# Excerpted text

Abortion

Lindsey Graham Pushes for 20-Week Abortion Ban in Senate—Again

“I can promise you a debate in 2015, and a vote,” Graham said at a press conference Thursday.

“I can promise you a debate in 2015, and a vote,” Graham said at a press conference Thursday. USSenLindseyGraham/ YouTube

Sen. Lindsey Graham (R-SC) on Thursday reintroduced his legislation to ban abortion after 20 weeks of pregnancy nationwide, possibly pressuring the U.S. Senate to take a symbolic vote on the bill.

“I can promise you a debate in 2015, and a vote,” Graham said at a press conference Thursday, adding that Senate Majority Leader Mitch McConnell (R-KY) has a “favorable” view of the bill and will make time for it in the schedule.

This isn’t a new fight for Graham, and it’s a fight the Republican-dominated Congress spent considerable time on this session. A version of the so-called Pain-Capable Unborn Child Protection Act, based on the discredited theory that fetuses can feel pain at 20 weeks, already passed the House last month.

Graham’s bill is nearly identical to that legislation. Neither of the bills allow exceptions for a woman’s health or for fetal anomalies, many of which cannot be detected before 20 weeks of pregnancy.

After a heated debate over rape and incest exceptions temporarily killed the bill’s prospects this year, Republicans settled on requiring victims to wait 48 hours for an abortion rather than report their crime to police.

“The Senate Republicans’ abortion ban is an attack on rape and incest survivors, on pregnant women facing a health crisis and on women everywhere,” Sen. Barbara Boxer (D-CA) said in a statement. “The bill offers no health exception—no help to women facing cancer, kidney failure or other tragic complications during their pregnancies. It also re-victimizes survivors of rape and incest by assuming they are lying and creating unconscionable barriers to care.”

Pro-choice legislators and advocates also oppose the legislation because it would present a direct challenge to Roe v. Wade and threaten women’s constitutional right to choose abortion care.

# Available data
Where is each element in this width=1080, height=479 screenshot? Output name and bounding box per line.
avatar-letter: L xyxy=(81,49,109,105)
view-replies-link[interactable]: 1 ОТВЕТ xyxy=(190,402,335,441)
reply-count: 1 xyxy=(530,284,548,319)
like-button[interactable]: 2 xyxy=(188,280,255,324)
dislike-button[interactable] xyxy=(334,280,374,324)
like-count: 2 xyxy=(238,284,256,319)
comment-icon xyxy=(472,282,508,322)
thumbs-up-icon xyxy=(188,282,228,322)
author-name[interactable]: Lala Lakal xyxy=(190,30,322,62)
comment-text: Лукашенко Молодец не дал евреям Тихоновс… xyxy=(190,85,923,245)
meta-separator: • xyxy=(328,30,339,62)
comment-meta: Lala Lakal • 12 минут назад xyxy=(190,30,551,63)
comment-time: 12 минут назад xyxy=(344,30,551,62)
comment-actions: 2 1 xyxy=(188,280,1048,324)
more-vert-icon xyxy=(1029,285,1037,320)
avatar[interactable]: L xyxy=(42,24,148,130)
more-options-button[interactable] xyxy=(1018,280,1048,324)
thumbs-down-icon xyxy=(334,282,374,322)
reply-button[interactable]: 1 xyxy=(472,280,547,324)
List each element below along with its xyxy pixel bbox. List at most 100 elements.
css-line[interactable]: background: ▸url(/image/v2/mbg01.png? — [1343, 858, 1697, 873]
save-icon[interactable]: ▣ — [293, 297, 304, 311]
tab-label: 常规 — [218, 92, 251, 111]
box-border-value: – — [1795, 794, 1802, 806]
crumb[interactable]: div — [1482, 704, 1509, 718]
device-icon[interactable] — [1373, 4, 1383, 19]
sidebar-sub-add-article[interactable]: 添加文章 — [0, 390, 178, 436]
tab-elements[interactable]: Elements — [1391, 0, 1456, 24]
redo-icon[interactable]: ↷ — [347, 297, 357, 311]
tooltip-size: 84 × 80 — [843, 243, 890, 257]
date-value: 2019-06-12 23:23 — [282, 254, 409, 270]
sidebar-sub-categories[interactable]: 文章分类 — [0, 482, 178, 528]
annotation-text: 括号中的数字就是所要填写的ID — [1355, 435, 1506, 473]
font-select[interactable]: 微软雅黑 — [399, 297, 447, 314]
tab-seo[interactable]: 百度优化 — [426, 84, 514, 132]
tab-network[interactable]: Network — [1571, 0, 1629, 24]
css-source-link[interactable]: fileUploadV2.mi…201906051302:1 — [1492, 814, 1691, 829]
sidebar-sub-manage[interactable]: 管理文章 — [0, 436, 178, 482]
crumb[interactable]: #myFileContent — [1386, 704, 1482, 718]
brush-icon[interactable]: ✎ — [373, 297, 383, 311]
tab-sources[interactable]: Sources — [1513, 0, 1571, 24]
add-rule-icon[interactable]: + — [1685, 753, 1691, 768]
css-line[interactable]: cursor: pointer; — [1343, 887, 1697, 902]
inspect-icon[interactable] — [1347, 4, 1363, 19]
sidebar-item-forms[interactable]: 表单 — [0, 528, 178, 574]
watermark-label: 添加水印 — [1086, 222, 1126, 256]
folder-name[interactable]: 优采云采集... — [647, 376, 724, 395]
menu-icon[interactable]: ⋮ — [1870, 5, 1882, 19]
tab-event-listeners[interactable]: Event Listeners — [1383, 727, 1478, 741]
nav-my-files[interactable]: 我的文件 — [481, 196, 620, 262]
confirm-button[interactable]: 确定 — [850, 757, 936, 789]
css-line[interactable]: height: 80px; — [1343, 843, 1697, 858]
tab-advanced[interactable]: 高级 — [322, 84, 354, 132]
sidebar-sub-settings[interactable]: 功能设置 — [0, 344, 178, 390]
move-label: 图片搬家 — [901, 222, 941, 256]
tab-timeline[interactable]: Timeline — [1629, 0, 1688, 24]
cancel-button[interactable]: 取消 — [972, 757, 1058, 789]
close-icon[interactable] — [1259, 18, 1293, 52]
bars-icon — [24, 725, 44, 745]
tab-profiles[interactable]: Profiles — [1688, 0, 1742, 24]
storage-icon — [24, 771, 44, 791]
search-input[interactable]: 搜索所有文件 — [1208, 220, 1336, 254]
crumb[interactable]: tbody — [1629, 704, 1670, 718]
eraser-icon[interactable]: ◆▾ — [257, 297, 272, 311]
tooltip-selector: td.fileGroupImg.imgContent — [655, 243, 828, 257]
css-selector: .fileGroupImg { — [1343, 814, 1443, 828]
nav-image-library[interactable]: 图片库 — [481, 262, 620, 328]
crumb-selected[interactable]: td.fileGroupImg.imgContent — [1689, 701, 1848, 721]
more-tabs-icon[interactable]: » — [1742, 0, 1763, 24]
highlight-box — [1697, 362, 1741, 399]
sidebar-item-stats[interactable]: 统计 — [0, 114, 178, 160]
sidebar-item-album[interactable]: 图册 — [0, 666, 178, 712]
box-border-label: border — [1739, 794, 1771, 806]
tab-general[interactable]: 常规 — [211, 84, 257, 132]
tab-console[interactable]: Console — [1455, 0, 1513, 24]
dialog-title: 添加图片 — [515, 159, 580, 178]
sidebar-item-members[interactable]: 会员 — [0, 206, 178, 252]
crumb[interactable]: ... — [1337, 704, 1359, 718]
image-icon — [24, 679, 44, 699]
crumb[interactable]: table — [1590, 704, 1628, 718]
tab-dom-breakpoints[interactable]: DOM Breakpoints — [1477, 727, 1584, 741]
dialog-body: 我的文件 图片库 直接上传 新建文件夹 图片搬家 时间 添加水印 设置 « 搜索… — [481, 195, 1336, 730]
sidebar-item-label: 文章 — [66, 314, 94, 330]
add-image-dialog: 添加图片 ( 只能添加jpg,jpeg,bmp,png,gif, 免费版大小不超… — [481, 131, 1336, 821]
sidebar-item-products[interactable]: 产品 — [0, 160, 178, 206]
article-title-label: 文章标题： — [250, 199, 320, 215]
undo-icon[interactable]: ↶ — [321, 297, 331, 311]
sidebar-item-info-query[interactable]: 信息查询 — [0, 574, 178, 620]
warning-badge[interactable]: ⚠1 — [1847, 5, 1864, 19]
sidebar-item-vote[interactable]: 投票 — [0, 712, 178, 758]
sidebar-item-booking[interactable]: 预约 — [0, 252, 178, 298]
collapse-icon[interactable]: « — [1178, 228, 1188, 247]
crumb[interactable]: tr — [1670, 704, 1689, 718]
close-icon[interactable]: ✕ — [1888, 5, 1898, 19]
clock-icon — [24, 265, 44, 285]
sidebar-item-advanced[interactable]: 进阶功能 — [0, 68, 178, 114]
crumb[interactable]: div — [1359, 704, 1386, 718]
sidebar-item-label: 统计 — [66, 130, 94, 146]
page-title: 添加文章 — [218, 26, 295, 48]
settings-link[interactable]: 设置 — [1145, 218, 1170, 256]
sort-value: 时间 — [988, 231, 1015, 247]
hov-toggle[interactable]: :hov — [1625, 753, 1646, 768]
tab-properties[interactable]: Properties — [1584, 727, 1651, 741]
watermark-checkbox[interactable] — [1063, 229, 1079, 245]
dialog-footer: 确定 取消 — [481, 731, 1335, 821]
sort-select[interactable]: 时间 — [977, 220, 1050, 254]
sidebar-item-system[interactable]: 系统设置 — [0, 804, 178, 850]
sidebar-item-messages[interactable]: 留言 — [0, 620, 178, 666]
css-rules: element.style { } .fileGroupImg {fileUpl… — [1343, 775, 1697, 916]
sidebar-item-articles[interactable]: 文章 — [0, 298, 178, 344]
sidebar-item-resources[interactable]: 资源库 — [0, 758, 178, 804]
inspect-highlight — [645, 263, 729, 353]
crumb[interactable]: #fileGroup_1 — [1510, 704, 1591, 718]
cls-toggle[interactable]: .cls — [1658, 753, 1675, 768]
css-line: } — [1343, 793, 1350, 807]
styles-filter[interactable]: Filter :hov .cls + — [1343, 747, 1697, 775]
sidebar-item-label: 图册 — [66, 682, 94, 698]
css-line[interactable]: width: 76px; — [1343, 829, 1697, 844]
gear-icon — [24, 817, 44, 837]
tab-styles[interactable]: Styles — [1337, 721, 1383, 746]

# Aim of the task
Return, copied word for word from the article on Lindsey Graham's 20-week abortion ban, the part that opens with the words "After a heated" and closes with "choose abortion care.".

# Finished task
After a heated debate over rape and incest exceptions temporarily killed the bill’s prospects this year, Republicans settled on requiring victims to wait 48 hours for an abortion rather than report their crime to police.

“The Senate Republicans’ abortion ban is an attack on rape and incest survivors, on pregnant women facing a health crisis and on women everywhere,” Sen. Barbara Boxer (D-CA) said in a statement. “The bill offers no health exception—no help to women facing cancer, kidney failure or other tragic complications during their pregnancies. It also re-victimizes survivors of rape and incest by assuming they are lying and creating unconscionable barriers to care.”

Pro-choice legislators and advocates also oppose the legislation because it would present a direct challenge to Roe v. Wade and threaten women’s constitutional right to choose abortion care.